What you will do |
Copy the records below word for word, from the line containing "List all visible" through the line containing "84, 190, 206]", and omit the pictures.

The data |
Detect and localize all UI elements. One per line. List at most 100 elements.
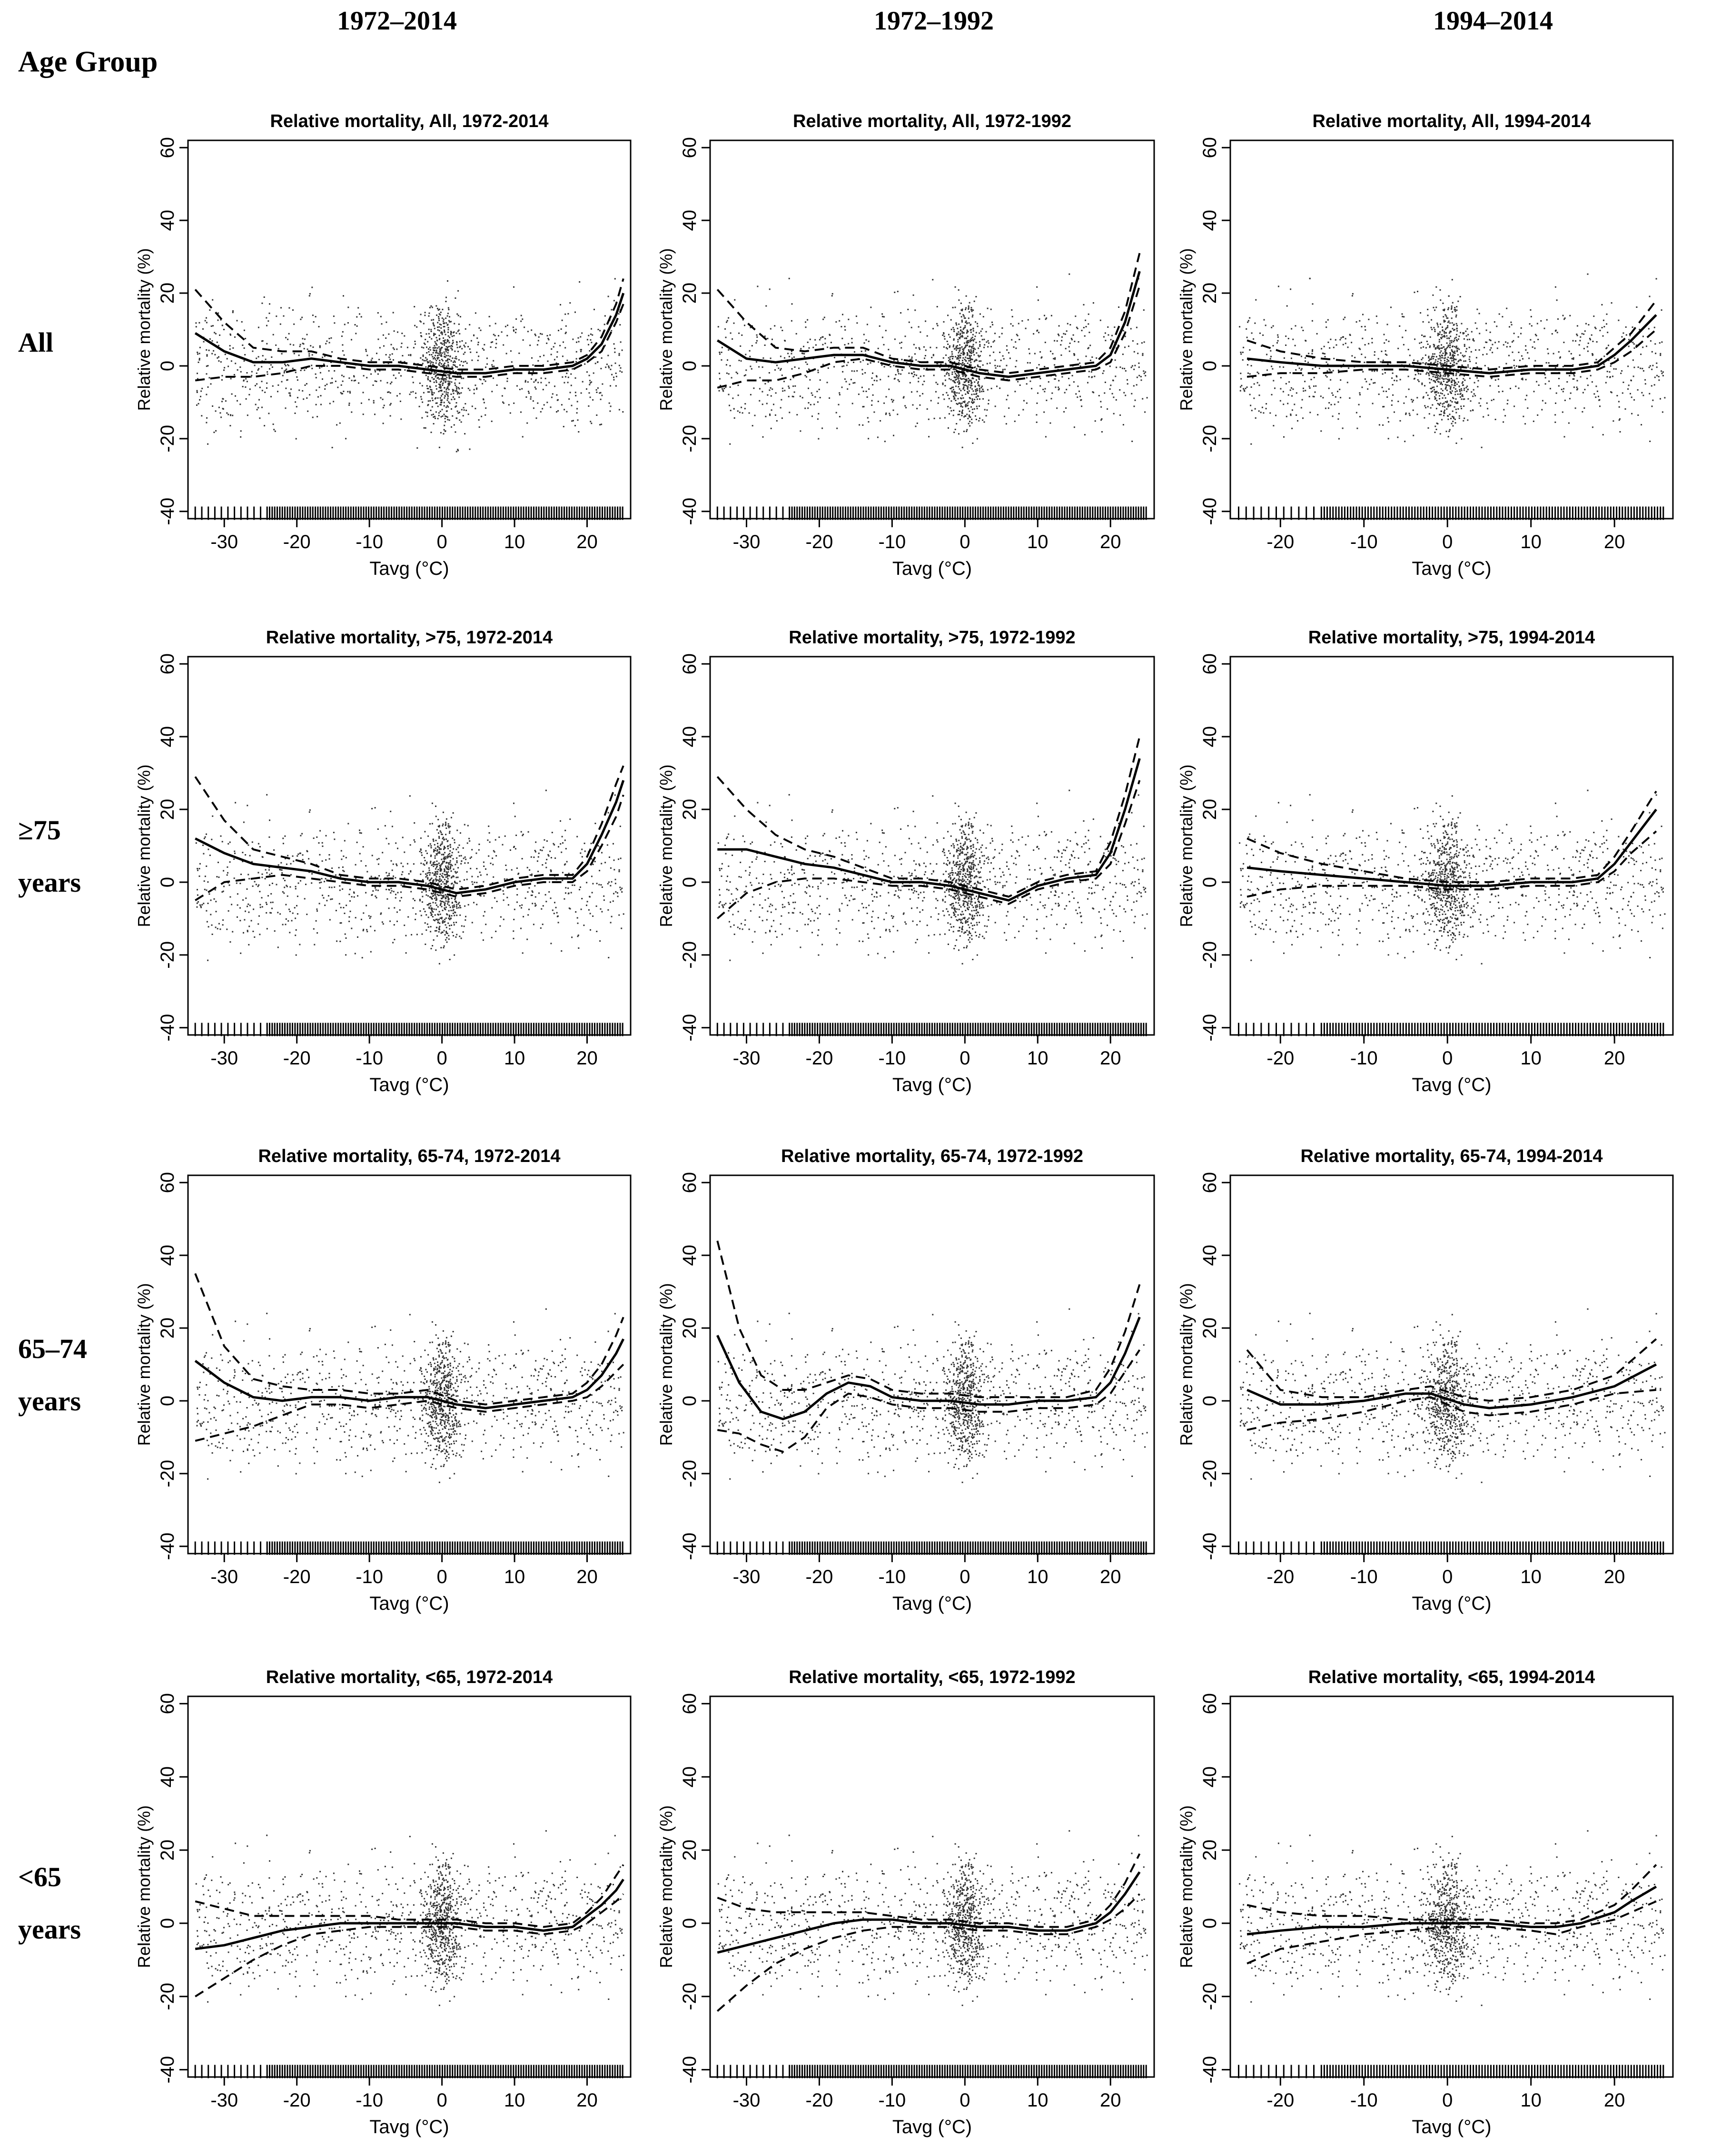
---
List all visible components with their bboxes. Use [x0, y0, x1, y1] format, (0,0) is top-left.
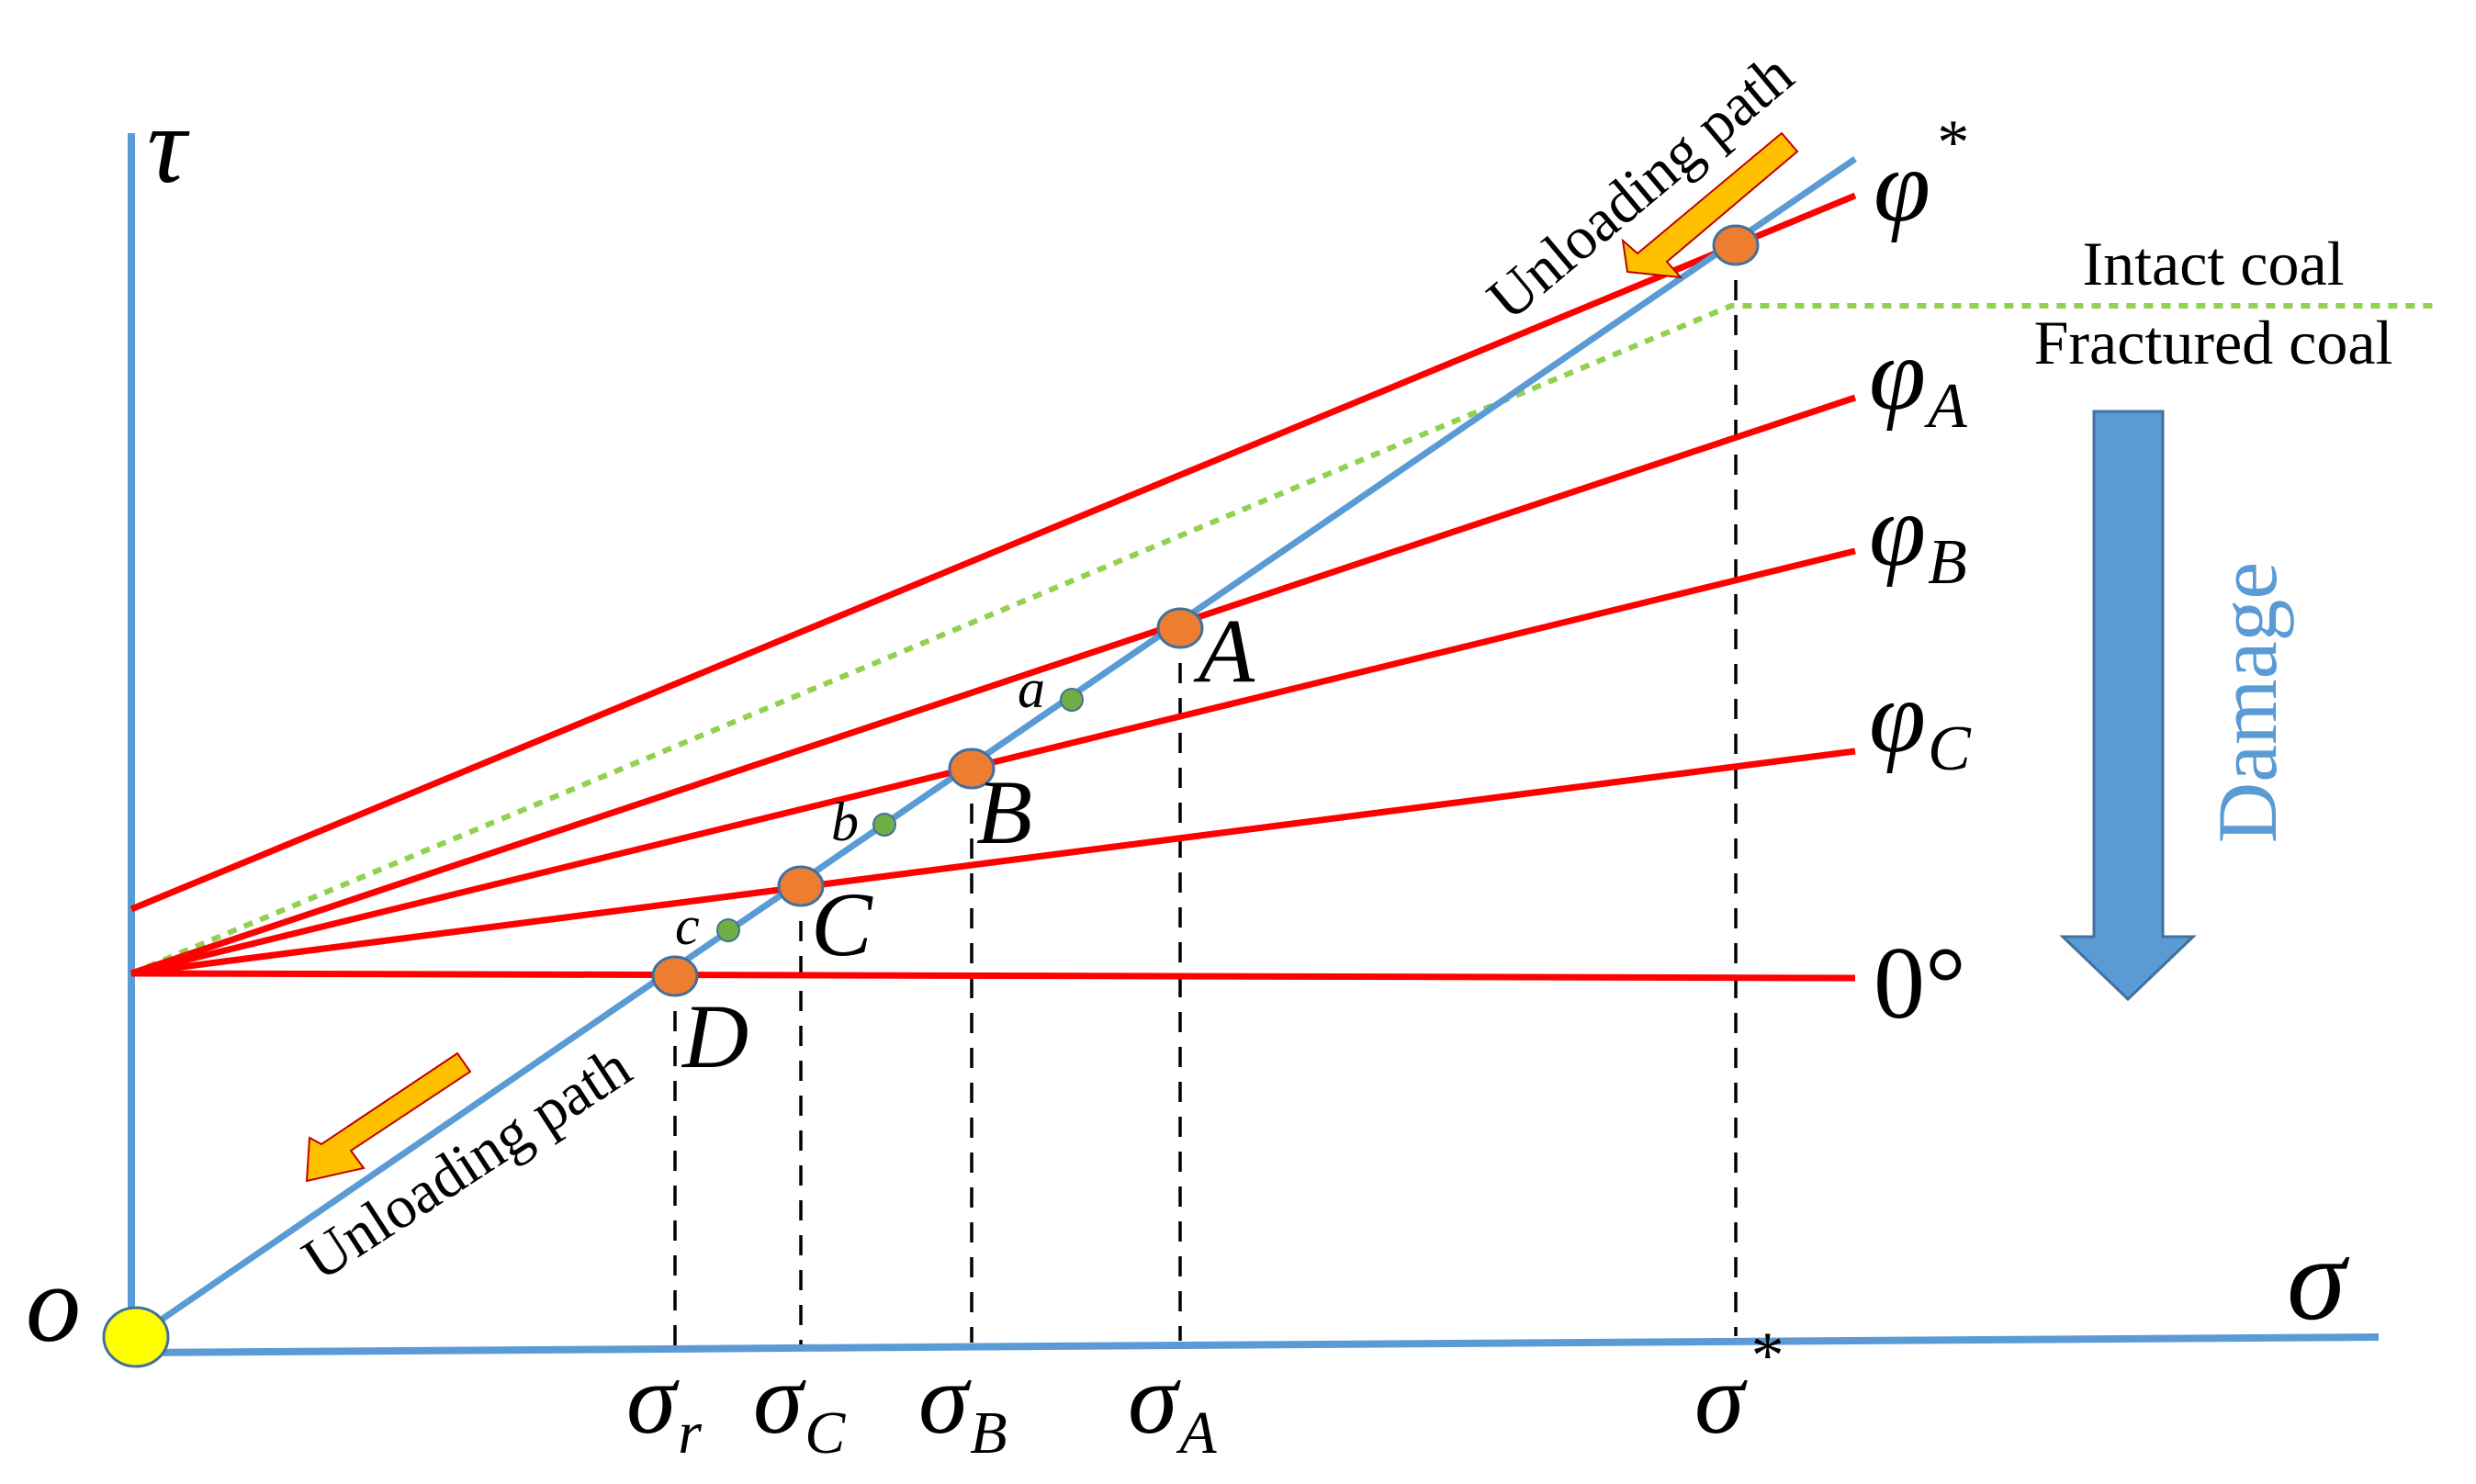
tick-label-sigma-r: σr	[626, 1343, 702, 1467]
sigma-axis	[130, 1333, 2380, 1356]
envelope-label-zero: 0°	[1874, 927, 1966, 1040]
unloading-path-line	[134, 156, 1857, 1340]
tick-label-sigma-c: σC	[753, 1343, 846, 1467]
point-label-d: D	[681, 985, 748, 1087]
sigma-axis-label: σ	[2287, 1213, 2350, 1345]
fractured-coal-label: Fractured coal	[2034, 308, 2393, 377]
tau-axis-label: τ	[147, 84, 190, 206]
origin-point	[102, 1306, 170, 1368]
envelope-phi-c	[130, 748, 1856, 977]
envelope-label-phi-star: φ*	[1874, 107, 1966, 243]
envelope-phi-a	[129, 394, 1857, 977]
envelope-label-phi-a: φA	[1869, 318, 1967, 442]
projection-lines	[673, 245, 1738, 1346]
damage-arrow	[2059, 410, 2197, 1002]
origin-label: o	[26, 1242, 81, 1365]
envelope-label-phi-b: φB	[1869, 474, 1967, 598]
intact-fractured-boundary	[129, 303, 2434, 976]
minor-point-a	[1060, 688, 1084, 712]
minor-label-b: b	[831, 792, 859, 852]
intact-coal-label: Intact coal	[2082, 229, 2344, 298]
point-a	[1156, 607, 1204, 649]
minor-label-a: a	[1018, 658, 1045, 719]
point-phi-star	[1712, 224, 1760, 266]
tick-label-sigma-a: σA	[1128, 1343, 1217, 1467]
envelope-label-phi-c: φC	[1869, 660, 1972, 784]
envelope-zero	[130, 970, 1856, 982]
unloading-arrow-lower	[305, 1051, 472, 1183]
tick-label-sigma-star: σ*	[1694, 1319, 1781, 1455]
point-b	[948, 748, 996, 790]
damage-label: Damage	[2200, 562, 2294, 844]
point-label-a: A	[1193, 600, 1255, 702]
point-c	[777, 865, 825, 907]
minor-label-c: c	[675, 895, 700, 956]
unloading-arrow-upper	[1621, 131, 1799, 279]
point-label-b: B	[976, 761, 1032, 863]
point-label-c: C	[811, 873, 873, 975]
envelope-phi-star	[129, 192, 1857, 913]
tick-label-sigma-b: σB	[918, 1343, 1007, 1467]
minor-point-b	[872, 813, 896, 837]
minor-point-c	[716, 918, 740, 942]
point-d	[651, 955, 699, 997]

Final result |
List all visible components with their bboxes. Use [x0, y0, x1, y1] format, (0,0) is top-left.
tick-label-sigma-r: σr	[626, 1343, 702, 1467]
sigma-axis	[130, 1333, 2380, 1356]
envelope-label-zero: 0°	[1874, 927, 1966, 1040]
unloading-path-line	[134, 156, 1857, 1340]
tick-label-sigma-c: σC	[753, 1343, 846, 1467]
point-label-d: D	[681, 985, 748, 1087]
sigma-axis-label: σ	[2287, 1213, 2350, 1345]
fractured-coal-label: Fractured coal	[2034, 308, 2393, 377]
tau-axis-label: τ	[147, 84, 190, 206]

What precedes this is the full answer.